> [THE TASK]
Write out the listing below again, precisely as it is given.

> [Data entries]
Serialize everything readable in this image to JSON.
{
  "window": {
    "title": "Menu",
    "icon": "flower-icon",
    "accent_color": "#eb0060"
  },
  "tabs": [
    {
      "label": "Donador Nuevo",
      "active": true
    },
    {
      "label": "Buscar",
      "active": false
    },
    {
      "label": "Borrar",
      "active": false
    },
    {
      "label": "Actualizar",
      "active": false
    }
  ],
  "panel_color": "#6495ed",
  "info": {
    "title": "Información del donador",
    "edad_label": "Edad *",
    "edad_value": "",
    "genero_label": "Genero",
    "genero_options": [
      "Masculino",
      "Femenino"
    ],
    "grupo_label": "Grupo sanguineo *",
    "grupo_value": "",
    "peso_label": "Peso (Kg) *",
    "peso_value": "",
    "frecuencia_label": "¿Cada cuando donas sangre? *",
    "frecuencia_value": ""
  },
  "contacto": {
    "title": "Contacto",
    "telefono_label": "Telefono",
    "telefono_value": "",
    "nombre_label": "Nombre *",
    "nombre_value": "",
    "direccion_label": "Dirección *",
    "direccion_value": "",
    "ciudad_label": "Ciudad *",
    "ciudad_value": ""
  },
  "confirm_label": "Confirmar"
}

> [RESULT FOR THIS TASK]
Serialize everything readable in this image to JSON.
{
  "window": {
    "title": "Menu",
    "icon": "flower-icon",
    "accent_color": "#eb0060"
  },
  "tabs": [
    {
      "label": "Donador Nuevo",
      "active": true
    },
    {
      "label": "Buscar",
      "active": false
    },
    {
      "label": "Borrar",
      "active": false
    },
    {
      "label": "Actualizar",
      "active": false
    }
  ],
  "panel_color": "#6495ed",
  "info": {
    "title": "Información del donador",
    "edad_label": "Edad *",
    "edad_value": "",
    "genero_label": "Genero",
    "genero_options": [
      "Masculino",
      "Femenino"
    ],
    "grupo_label": "Grupo sanguineo *",
    "grupo_value": "",
    "peso_label": "Peso (Kg) *",
    "peso_value": "",
    "frecuencia_label": "¿Cada cuando donas sangre? *",
    "frecuencia_value": ""
  },
  "contacto": {
    "title": "Contacto",
    "telefono_label": "Telefono",
    "telefono_value": "",
    "nombre_label": "Nombre *",
    "nombre_value": "",
    "direccion_label": "Dirección *",
    "direccion_value": "",
    "ciudad_label": "Ciudad *",
    "ciudad_value": ""
  },
  "confirm_label": "Confirmar"
}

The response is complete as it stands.